■ EXERCISE DESCRIPTION: For the listing below, give the number of lines in which "Baseline" occurs. Add nothing.

Figure record extracts
—————
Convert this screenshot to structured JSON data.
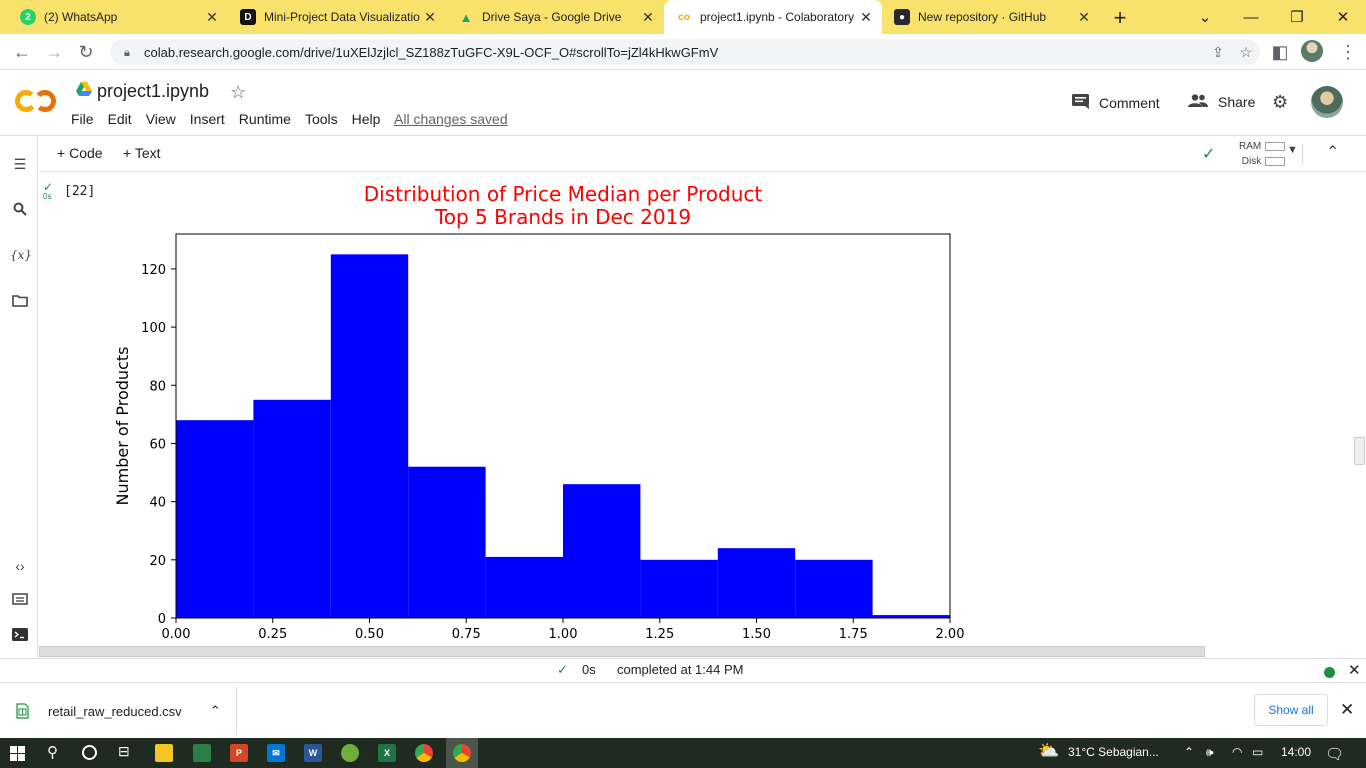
{
  "browser": {
    "tabs": [
      {
        "title": "(2) WhatsApp",
        "icon": "whatsapp-icon",
        "color": "#25d366"
      },
      {
        "title": "Mini-Project Data Visualizatio",
        "icon": "dqlab-icon",
        "color": "#111111"
      },
      {
        "title": "Drive Saya - Google Drive",
        "icon": "google-drive-icon",
        "color": "#1fa463"
      },
      {
        "title": "project1.ipynb - Colaboratory",
        "icon": "colab-icon",
        "color": "#f9ab00",
        "active": true
      },
      {
        "title": "New repository · GitHub",
        "icon": "github-icon",
        "color": "#24292e"
      }
    ],
    "url": "colab.research.google.com/drive/1uXElJzjlcl_SZ188zTuGFC-X9L-OCF_O#scrollTo=jZl4kHkwGFmV"
  },
  "colab": {
    "notebook_name": "project1.ipynb",
    "menu": [
      "File",
      "Edit",
      "View",
      "Insert",
      "Runtime",
      "Tools",
      "Help"
    ],
    "save_status": "All changes saved",
    "comment_label": "Comment",
    "share_label": "Share",
    "toolbar": {
      "code_label": "Code",
      "text_label": "Text",
      "ram_label": "RAM",
      "disk_label": "Disk"
    },
    "cell": {
      "exec_count": "[22]",
      "exec_time": "0s"
    },
    "status": {
      "time": "0s",
      "text": "completed at 1:44 PM"
    }
  },
  "download": {
    "filename": "retail_raw_reduced.csv",
    "show_all": "Show all"
  },
  "taskbar": {
    "weather": "31°C  Sebagian...",
    "time": "14:00"
  },
  "chart_data": {
    "type": "bar",
    "title": "Distribution of Price Median per Product\nTop 5 Brands in Dec 2019",
    "title_lines": [
      "Distribution of Price Median per Product",
      "Top 5 Brands in Dec 2019"
    ],
    "xlabel": "",
    "ylabel": "Number of Products",
    "bin_edges": [
      0.0,
      0.2,
      0.4,
      0.6,
      0.8,
      1.0,
      1.2,
      1.4,
      1.6,
      1.8,
      2.0
    ],
    "values": [
      68,
      75,
      125,
      52,
      21,
      46,
      20,
      24,
      20,
      1
    ],
    "xlim": [
      0,
      2.0
    ],
    "ylim": [
      0,
      132
    ],
    "xticks": [
      "0.00",
      "0.25",
      "0.50",
      "0.75",
      "1.00",
      "1.25",
      "1.50",
      "1.75",
      "2.00"
    ],
    "yticks": [
      "0",
      "20",
      "40",
      "60",
      "80",
      "100",
      "120"
    ],
    "bar_color": "#0000ff",
    "title_color": "#ff0000",
    "grid": false
  }
}
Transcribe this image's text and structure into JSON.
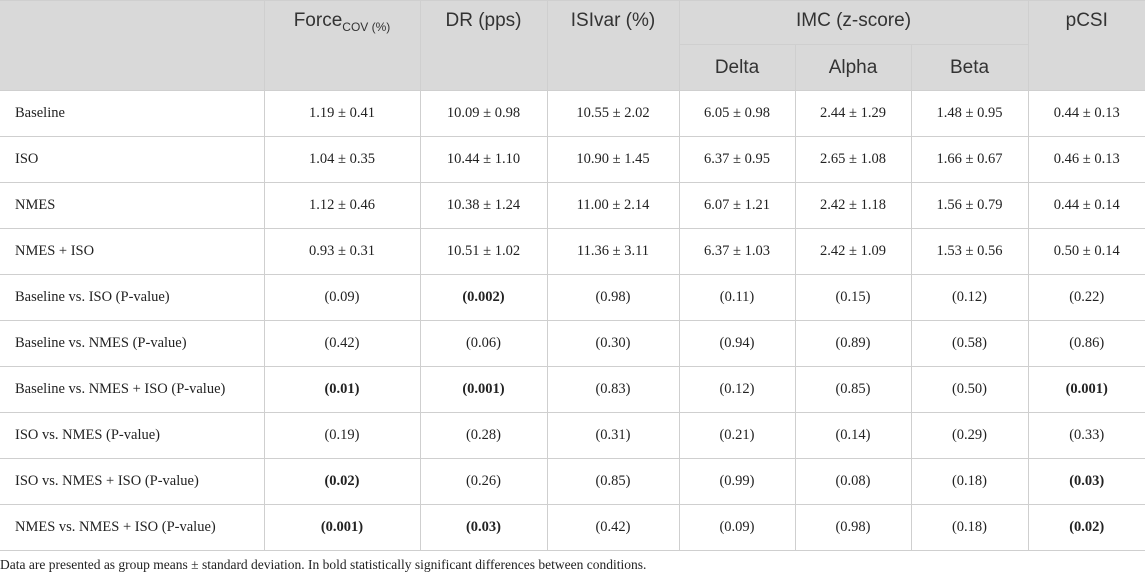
{
  "table": {
    "headers": {
      "force_main": "Force",
      "force_sub": "COV (%)",
      "dr": "DR (pps)",
      "isivar": "ISIvar (%)",
      "imc": "IMC (z-score)",
      "pcsi": "pCSI",
      "imc_sub": [
        "Delta",
        "Alpha",
        "Beta"
      ]
    },
    "rows": [
      {
        "label": "Baseline",
        "cells": [
          {
            "v": "1.19 ± 0.41",
            "b": false
          },
          {
            "v": "10.09 ± 0.98",
            "b": false
          },
          {
            "v": "10.55 ± 2.02",
            "b": false
          },
          {
            "v": "6.05 ± 0.98",
            "b": false
          },
          {
            "v": "2.44 ± 1.29",
            "b": false
          },
          {
            "v": "1.48 ± 0.95",
            "b": false
          },
          {
            "v": "0.44 ± 0.13",
            "b": false
          }
        ]
      },
      {
        "label": "ISO",
        "cells": [
          {
            "v": "1.04 ± 0.35",
            "b": false
          },
          {
            "v": "10.44 ± 1.10",
            "b": false
          },
          {
            "v": "10.90 ± 1.45",
            "b": false
          },
          {
            "v": "6.37 ± 0.95",
            "b": false
          },
          {
            "v": "2.65 ± 1.08",
            "b": false
          },
          {
            "v": "1.66 ± 0.67",
            "b": false
          },
          {
            "v": "0.46 ± 0.13",
            "b": false
          }
        ]
      },
      {
        "label": "NMES",
        "cells": [
          {
            "v": "1.12 ± 0.46",
            "b": false
          },
          {
            "v": "10.38 ± 1.24",
            "b": false
          },
          {
            "v": "11.00 ± 2.14",
            "b": false
          },
          {
            "v": "6.07 ± 1.21",
            "b": false
          },
          {
            "v": "2.42 ± 1.18",
            "b": false
          },
          {
            "v": "1.56 ± 0.79",
            "b": false
          },
          {
            "v": "0.44 ± 0.14",
            "b": false
          }
        ]
      },
      {
        "label": "NMES + ISO",
        "cells": [
          {
            "v": "0.93 ± 0.31",
            "b": false
          },
          {
            "v": "10.51 ± 1.02",
            "b": false
          },
          {
            "v": "11.36 ± 3.11",
            "b": false
          },
          {
            "v": "6.37 ± 1.03",
            "b": false
          },
          {
            "v": "2.42 ± 1.09",
            "b": false
          },
          {
            "v": "1.53 ± 0.56",
            "b": false
          },
          {
            "v": "0.50 ± 0.14",
            "b": false
          }
        ]
      },
      {
        "label": "Baseline vs. ISO (P-value)",
        "cells": [
          {
            "v": "(0.09)",
            "b": false
          },
          {
            "v": "(0.002)",
            "b": true
          },
          {
            "v": "(0.98)",
            "b": false
          },
          {
            "v": "(0.11)",
            "b": false
          },
          {
            "v": "(0.15)",
            "b": false
          },
          {
            "v": "(0.12)",
            "b": false
          },
          {
            "v": "(0.22)",
            "b": false
          }
        ]
      },
      {
        "label": "Baseline vs. NMES (P-value)",
        "cells": [
          {
            "v": "(0.42)",
            "b": false
          },
          {
            "v": "(0.06)",
            "b": false
          },
          {
            "v": "(0.30)",
            "b": false
          },
          {
            "v": "(0.94)",
            "b": false
          },
          {
            "v": "(0.89)",
            "b": false
          },
          {
            "v": "(0.58)",
            "b": false
          },
          {
            "v": "(0.86)",
            "b": false
          }
        ]
      },
      {
        "label": "Baseline vs. NMES + ISO (P-value)",
        "cells": [
          {
            "v": "(0.01)",
            "b": true
          },
          {
            "v": "(0.001)",
            "b": true
          },
          {
            "v": "(0.83)",
            "b": false
          },
          {
            "v": "(0.12)",
            "b": false
          },
          {
            "v": "(0.85)",
            "b": false
          },
          {
            "v": "(0.50)",
            "b": false
          },
          {
            "v": "(0.001)",
            "b": true
          }
        ]
      },
      {
        "label": "ISO vs. NMES (P-value)",
        "cells": [
          {
            "v": "(0.19)",
            "b": false
          },
          {
            "v": "(0.28)",
            "b": false
          },
          {
            "v": "(0.31)",
            "b": false
          },
          {
            "v": "(0.21)",
            "b": false
          },
          {
            "v": "(0.14)",
            "b": false
          },
          {
            "v": "(0.29)",
            "b": false
          },
          {
            "v": "(0.33)",
            "b": false
          }
        ]
      },
      {
        "label": "ISO vs. NMES + ISO (P-value)",
        "cells": [
          {
            "v": "(0.02)",
            "b": true
          },
          {
            "v": "(0.26)",
            "b": false
          },
          {
            "v": "(0.85)",
            "b": false
          },
          {
            "v": "(0.99)",
            "b": false
          },
          {
            "v": "(0.08)",
            "b": false
          },
          {
            "v": "(0.18)",
            "b": false
          },
          {
            "v": "(0.03)",
            "b": true
          }
        ]
      },
      {
        "label": "NMES vs. NMES + ISO (P-value)",
        "cells": [
          {
            "v": "(0.001)",
            "b": true
          },
          {
            "v": "(0.03)",
            "b": true
          },
          {
            "v": "(0.42)",
            "b": false
          },
          {
            "v": "(0.09)",
            "b": false
          },
          {
            "v": "(0.98)",
            "b": false
          },
          {
            "v": "(0.18)",
            "b": false
          },
          {
            "v": "(0.02)",
            "b": true
          }
        ]
      }
    ]
  },
  "footnote": "Data are presented as group means ± standard deviation. In bold statistically significant differences between conditions."
}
—————
■ COMPLETE RESPONSE: 4